# start of Extract to read

I’m disappointed when we show up, though. Laura and I are the youngest in the room by about two decades. And all of a sudden, I don’t really want to talk about being queer or poly or even bring up the subject. I just want to talk about anything and everything. With Laura. I gesture to her to keep walking, as I guide her to the bar. “Bloody Mary, please?” I chirp happily and hope they put in lots of extra onions and olives. It’s a cruise, for God’s sake, why limit yourself to a mere two olives? He senses this, I think, and pushes the olive dish over to my little paper napkin.

We finish our drinks and get another round. The waves are a bit bumpy and we’re a bit tipsy, so we don’t make the most graceful entrance - we more stumble - into an opera together, drinks in hand, and people watch. Laura was supposed to go back to her cabin tonight, but I don’t think she actually made it to her cabin the entire cruise.I wonder what the staff thought.

# end of Extract to read
# start of Available data

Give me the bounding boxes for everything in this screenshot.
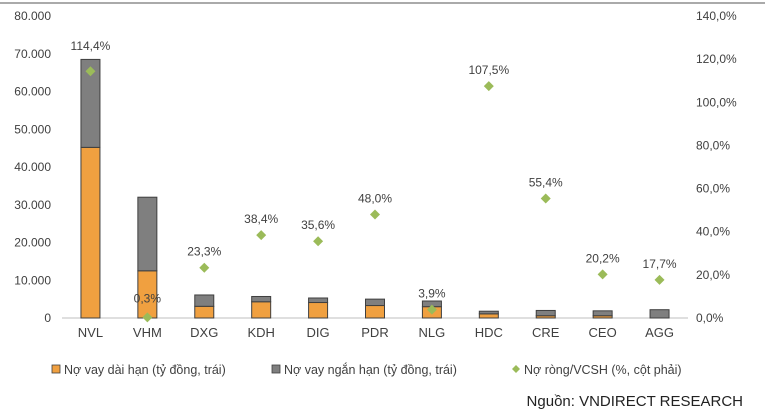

# end of Available data

» Tasks to carry out
A. In the cruise passage, rewrite the stretch from "We finish our" through "the staff thought.", substituting "dizzy" for "tipsy".
B. Resume the cruise narrative after its final sentence and continue it.

» The replies
A.
We finish our drinks and get another round. The waves are a bit bumpy and we’re a bit dizzy, so we don’t make the most graceful entrance - we more stumble - into an opera together, drinks in hand, and people watch. Laura was supposed to go back to her cabin tonight, but I don’t think she actually made it to her cabin the entire cruise.I wonder what the staff thought.

B.
We make it back to our cabin to find David on the balcony enjoying the night again. Laura found this book about polyamorous relationships that she and I are reading together. So tonight’s entertainment is us reading aloud a bit to David. Part of the book described imagery around a tree, and all the pieces of it were different relationships. The ground, the roots, the branches, the breeze wafting through the leaves. I became his “ray of sunshine,” she his “breath of fresh air.” And he takes great joy in combining us together the rest of the night.

* * *

September 21, 4:00pm

My ankle is healing nicely,but I’m still using my scooter. I rather like the extra attention from the staff. I don’t need it, of course. I’m beyond pampered between the love and cuddles I got from both partner and girlfriend. I don’t mind, though. Vacations are supposed to spoil you. Especially birthday vacations, I think. We did go ashore and made it to a beach today. First time I had gone to one since the lifeguard tower incident. I suppose I can forgive beaches, it wasn’t their fault.

September 21 ,8:00pm

I think we’ve scared off the one couple. The cruise is only two more nights, but they appear to have decided to stick to room service for the remainder. I am a bit peeved to be judged, but instead I bring back the memory of last night snuggled deep in the arms of two people who weave the most wonderful aura of good feelings all around me.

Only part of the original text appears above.